Data shown:
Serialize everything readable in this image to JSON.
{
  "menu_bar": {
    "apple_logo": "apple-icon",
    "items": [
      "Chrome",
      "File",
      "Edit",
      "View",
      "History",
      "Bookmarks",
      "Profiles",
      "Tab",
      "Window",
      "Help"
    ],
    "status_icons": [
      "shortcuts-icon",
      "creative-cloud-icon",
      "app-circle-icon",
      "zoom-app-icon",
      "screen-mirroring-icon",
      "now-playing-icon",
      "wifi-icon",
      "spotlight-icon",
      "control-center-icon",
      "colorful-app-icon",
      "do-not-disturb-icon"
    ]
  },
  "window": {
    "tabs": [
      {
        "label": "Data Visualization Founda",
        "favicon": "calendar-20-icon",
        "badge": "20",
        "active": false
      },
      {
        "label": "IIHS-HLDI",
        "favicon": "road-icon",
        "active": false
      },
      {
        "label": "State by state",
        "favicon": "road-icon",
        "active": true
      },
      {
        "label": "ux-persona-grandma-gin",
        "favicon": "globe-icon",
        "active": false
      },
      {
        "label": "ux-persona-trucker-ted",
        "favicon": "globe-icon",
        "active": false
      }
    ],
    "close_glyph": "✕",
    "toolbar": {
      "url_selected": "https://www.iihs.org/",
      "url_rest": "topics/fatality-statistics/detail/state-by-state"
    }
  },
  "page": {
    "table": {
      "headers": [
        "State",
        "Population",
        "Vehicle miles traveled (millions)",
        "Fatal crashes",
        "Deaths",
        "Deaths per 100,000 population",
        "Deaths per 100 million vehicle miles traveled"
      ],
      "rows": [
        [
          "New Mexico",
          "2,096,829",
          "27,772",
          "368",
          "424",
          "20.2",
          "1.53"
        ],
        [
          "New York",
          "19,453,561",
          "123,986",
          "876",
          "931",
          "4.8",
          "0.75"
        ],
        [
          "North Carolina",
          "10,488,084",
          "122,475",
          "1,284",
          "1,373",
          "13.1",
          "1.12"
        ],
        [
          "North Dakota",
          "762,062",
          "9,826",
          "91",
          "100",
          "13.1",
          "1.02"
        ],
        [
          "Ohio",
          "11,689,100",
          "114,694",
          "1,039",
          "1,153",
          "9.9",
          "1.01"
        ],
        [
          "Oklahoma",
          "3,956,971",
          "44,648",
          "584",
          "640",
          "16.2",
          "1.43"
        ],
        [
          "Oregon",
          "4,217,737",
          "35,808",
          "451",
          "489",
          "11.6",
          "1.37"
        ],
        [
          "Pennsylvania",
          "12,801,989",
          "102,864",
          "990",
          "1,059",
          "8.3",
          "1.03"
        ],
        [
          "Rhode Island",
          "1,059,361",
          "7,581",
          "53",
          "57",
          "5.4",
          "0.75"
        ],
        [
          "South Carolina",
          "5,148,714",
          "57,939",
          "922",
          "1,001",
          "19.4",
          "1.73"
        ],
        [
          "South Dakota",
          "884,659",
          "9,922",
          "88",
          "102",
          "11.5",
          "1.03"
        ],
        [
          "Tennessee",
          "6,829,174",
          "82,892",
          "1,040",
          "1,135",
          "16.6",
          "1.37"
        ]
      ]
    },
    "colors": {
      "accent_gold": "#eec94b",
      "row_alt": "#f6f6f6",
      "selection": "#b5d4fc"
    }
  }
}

What the task requires: Only lines with the word "miles" should be collected from the material.

The response:
        "Vehicle miles traveled (millions)",
        "Deaths per 100 million vehicle miles traveled"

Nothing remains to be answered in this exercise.